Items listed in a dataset
════════

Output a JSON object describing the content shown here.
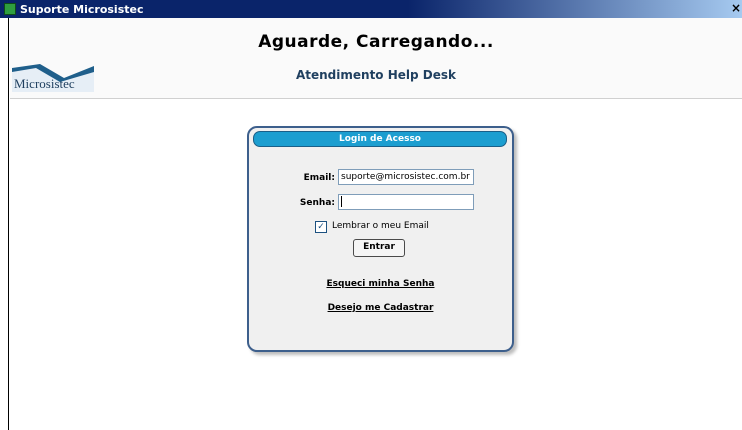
{
  "window": {
    "title": "Suporte Microsistec",
    "close_glyph": "×"
  },
  "header": {
    "loading_text": "Aguarde, Carregando...",
    "logo_text": "Microsistec",
    "help_title": "Atendimento Help Desk"
  },
  "login": {
    "header": "Login de Acesso",
    "email_label": "Email:",
    "email_value": "suporte@microsistec.com.br",
    "password_label": "Senha:",
    "password_value": "",
    "remember_checked": true,
    "remember_label": "Lembrar o meu Email",
    "submit_label": "Entrar",
    "forgot_link": "Esqueci minha Senha",
    "register_link": "Desejo me Cadastrar"
  },
  "colors": {
    "titlebar": "#0a246a",
    "login_header": "#1c9ed0",
    "login_border": "#3d5f8c",
    "help_title": "#1f3f5f"
  },
  "icons": [
    "app-icon",
    "close-icon",
    "checkmark-icon"
  ]
}
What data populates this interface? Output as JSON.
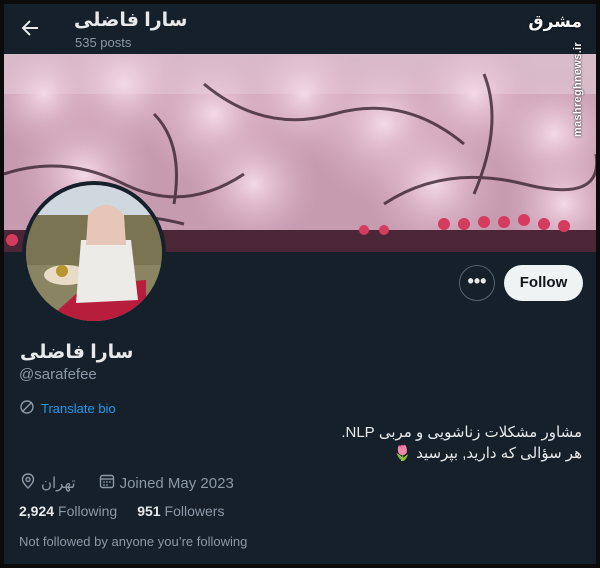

════════

▶ [Work to be completed]: Reply with one number only: how many lines of the listing hold "Output"?

▶ [Complete answer]: 2